◆ WHAT IS EXPECTED
Gather all lines containing the string "speaker" and copy them out.

◆ RECORDS SUPPLIED

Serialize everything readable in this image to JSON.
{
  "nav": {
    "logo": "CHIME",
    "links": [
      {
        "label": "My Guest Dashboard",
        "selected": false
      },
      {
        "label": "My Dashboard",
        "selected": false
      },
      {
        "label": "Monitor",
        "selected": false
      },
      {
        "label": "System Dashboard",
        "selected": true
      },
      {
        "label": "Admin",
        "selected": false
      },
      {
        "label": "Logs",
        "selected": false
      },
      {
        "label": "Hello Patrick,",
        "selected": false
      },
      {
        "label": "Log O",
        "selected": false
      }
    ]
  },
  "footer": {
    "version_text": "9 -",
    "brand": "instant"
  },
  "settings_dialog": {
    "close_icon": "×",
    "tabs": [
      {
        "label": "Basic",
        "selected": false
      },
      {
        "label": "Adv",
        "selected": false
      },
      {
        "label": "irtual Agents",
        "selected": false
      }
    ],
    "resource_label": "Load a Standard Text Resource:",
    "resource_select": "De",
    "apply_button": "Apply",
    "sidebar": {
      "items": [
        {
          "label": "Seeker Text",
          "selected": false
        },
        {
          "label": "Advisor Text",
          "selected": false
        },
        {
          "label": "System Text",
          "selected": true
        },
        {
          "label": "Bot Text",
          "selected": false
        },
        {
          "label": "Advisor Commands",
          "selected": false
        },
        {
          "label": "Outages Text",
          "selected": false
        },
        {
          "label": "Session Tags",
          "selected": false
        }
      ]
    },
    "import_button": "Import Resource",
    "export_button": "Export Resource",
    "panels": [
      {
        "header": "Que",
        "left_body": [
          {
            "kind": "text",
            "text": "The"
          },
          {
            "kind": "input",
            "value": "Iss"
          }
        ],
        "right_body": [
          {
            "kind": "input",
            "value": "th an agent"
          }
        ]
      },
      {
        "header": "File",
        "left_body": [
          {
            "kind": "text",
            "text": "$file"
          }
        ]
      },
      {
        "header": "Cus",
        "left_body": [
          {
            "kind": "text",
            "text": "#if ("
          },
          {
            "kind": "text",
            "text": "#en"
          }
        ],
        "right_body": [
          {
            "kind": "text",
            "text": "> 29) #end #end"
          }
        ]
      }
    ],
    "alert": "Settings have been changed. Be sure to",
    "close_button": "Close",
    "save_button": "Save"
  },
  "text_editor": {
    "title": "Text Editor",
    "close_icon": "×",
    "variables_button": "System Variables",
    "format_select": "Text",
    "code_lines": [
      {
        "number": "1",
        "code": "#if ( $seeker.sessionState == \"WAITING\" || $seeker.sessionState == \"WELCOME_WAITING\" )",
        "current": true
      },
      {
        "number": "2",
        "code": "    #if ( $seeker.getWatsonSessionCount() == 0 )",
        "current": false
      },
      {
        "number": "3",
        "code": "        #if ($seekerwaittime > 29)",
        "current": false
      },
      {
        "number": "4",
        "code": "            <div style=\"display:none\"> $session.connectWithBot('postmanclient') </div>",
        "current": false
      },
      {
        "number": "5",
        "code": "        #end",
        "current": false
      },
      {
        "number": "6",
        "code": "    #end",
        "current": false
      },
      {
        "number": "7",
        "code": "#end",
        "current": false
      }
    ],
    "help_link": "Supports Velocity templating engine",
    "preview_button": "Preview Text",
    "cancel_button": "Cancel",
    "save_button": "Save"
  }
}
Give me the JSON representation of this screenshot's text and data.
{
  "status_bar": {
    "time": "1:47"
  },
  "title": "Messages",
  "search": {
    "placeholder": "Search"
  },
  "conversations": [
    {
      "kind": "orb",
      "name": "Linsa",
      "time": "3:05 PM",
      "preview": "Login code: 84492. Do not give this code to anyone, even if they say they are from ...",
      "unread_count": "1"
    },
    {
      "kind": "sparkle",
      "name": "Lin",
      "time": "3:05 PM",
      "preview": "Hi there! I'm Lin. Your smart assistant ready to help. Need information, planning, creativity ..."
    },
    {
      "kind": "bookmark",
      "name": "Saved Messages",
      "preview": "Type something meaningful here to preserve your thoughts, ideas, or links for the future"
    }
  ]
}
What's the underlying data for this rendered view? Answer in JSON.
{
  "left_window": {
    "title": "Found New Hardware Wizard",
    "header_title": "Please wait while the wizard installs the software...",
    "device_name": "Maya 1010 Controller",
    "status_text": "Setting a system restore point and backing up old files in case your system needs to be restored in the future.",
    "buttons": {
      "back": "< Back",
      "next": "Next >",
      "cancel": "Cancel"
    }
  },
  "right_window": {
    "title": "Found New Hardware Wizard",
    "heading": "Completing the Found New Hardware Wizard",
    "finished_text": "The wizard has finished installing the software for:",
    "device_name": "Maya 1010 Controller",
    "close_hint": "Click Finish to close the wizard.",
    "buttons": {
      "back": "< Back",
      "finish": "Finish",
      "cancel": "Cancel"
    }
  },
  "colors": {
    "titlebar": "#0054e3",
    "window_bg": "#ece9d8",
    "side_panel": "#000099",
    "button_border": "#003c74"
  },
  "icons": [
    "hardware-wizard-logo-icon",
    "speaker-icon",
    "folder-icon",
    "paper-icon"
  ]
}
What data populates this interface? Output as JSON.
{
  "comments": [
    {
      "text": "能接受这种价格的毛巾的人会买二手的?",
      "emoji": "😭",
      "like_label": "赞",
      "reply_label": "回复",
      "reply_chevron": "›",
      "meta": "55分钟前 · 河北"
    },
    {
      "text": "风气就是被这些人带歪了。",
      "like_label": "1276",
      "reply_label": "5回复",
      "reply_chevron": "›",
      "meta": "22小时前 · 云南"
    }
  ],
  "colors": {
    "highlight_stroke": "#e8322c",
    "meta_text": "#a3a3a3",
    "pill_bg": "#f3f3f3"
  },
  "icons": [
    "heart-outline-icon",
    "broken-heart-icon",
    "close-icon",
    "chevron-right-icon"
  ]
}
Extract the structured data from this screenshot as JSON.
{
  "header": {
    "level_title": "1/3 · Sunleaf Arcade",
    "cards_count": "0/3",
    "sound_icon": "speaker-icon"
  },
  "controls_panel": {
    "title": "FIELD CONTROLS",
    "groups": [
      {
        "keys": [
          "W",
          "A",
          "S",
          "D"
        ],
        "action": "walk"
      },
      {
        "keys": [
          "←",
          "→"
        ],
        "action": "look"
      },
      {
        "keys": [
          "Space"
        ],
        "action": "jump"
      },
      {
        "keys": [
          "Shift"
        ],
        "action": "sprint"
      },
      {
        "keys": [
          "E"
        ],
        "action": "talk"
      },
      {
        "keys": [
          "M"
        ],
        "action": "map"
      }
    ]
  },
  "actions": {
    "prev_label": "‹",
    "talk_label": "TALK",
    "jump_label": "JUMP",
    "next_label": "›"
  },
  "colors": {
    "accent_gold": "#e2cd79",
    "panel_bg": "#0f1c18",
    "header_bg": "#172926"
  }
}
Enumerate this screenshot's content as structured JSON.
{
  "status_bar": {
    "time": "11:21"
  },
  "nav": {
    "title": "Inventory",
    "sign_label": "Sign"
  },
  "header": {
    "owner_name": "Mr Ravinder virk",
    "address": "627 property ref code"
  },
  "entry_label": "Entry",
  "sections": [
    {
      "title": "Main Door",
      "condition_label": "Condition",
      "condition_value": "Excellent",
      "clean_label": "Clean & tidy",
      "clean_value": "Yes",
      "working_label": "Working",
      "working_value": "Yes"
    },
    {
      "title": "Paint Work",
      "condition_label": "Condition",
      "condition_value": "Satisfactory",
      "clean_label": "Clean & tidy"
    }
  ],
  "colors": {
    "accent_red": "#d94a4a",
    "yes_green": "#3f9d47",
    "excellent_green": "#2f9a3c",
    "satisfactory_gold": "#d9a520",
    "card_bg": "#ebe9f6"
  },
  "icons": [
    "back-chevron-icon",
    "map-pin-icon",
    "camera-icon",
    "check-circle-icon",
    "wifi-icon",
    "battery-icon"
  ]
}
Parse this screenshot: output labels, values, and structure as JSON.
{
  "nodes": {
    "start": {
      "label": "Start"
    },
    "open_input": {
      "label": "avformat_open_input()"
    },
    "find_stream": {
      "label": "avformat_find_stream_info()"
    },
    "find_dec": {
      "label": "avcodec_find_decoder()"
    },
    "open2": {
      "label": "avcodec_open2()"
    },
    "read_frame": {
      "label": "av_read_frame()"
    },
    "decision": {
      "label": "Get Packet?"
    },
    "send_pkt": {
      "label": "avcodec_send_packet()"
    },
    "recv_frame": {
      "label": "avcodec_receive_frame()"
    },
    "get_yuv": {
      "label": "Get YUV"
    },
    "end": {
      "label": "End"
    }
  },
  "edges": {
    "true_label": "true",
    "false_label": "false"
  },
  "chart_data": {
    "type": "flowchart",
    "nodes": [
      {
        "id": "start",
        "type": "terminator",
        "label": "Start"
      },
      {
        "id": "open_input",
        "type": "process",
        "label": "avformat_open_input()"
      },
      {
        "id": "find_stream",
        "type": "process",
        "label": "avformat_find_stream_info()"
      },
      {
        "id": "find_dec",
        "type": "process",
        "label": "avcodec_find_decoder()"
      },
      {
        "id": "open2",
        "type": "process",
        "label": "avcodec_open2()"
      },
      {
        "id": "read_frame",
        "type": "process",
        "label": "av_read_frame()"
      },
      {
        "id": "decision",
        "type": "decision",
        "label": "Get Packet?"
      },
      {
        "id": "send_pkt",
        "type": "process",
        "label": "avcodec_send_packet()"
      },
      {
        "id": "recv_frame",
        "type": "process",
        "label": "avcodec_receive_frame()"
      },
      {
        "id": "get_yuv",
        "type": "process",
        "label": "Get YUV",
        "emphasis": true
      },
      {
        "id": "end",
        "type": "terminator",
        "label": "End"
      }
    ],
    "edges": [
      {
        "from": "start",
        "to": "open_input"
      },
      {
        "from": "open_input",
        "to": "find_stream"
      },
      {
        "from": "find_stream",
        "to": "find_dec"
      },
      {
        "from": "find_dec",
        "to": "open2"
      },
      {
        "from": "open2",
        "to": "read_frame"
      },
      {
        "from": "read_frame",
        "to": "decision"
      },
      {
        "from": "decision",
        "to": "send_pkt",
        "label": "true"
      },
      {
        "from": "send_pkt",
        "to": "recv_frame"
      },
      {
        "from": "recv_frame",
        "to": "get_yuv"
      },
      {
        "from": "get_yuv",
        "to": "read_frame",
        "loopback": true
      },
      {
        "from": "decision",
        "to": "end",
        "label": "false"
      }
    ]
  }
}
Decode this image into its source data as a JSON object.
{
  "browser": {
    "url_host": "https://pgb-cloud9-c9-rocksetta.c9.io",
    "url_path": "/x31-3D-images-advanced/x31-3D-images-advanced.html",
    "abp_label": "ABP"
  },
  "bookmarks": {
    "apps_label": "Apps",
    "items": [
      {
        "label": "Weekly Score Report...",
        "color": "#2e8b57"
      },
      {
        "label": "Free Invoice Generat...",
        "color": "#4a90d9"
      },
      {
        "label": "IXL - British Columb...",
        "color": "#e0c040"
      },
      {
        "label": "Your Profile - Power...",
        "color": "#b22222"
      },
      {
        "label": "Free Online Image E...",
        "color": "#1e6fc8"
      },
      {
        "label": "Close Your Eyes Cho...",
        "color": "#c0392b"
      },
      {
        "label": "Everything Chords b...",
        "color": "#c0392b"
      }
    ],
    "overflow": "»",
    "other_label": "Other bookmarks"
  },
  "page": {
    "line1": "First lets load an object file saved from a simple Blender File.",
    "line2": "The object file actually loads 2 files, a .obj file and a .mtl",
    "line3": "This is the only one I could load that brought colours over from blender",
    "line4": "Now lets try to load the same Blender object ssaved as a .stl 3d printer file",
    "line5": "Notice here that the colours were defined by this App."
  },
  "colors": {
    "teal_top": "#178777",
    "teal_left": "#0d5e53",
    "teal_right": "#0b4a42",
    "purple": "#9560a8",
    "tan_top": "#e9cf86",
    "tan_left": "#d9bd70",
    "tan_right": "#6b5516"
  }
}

◆ IN RESPONSE
    "speaker-icon",
    "sound_icon": "speaker-icon"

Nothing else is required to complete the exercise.